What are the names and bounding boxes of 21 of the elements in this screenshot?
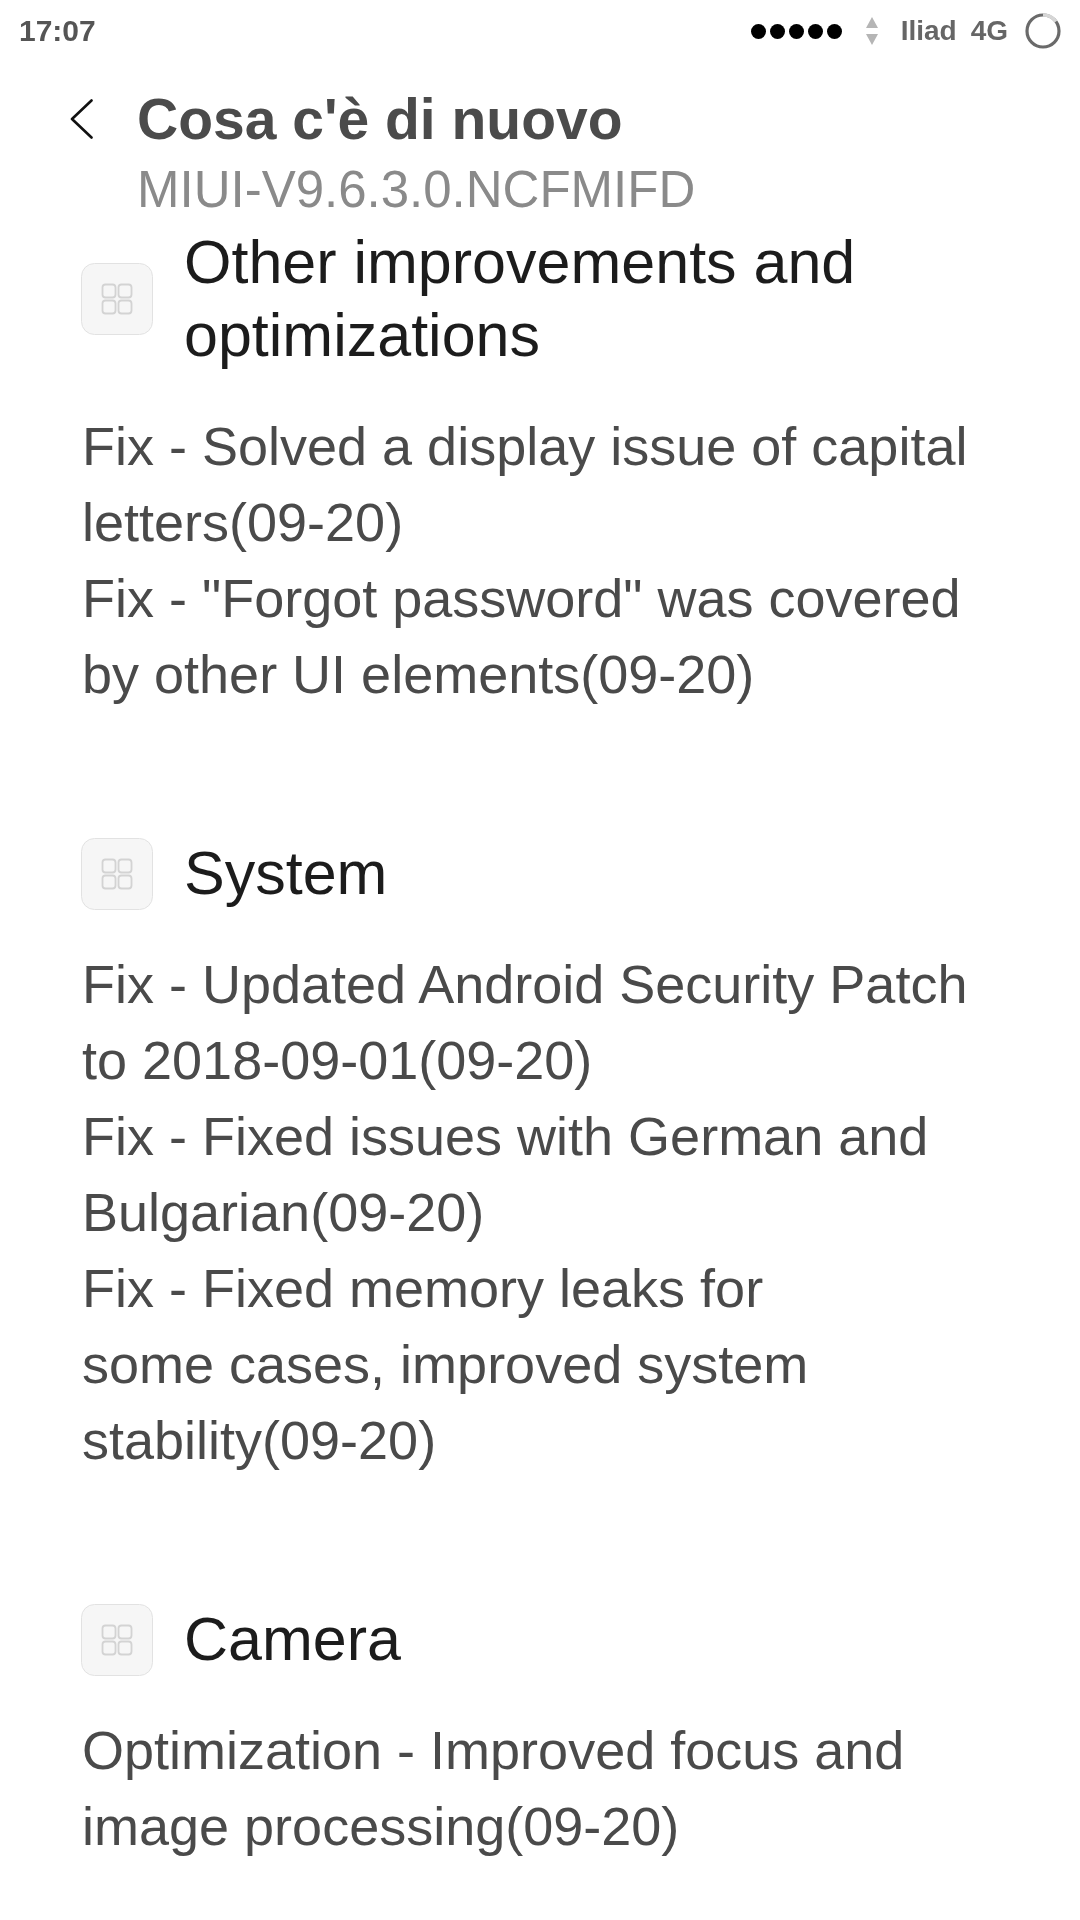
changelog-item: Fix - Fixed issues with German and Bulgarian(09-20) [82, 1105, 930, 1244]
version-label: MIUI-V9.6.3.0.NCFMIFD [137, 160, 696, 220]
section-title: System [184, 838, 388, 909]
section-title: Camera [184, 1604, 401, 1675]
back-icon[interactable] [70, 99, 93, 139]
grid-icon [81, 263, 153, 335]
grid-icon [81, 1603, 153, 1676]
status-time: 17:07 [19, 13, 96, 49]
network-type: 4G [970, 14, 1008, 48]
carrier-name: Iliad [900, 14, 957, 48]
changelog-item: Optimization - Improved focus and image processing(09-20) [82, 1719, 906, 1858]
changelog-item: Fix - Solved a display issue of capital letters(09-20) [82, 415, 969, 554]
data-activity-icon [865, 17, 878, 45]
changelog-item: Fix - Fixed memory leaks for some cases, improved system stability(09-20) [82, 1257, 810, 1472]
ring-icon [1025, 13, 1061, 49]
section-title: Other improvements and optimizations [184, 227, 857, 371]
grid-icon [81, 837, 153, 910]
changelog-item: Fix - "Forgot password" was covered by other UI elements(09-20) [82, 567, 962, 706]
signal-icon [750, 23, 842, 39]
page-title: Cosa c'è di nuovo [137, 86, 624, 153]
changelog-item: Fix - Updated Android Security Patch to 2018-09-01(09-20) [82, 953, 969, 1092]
************
Work to complete. Collect every line in the listing above that contains the word "item".

Final answer.
changelog-item: Fix - Fixed issues with German and Bulgarian(09-20) [82, 1105, 930, 1244]
changelog-item: Optimization - Improved focus and image processing(09-20) [82, 1719, 906, 1858]
changelog-item: Fix - Solved a display issue of capital letters(09-20) [82, 415, 969, 554]
changelog-item: Fix - Fixed memory leaks for some cases, improved system stability(09-20) [82, 1257, 810, 1472]
changelog-item: Fix - "Forgot password" was covered by other UI elements(09-20) [82, 567, 962, 706]
changelog-item: Fix - Updated Android Security Patch to 2018-09-01(09-20) [82, 953, 969, 1092]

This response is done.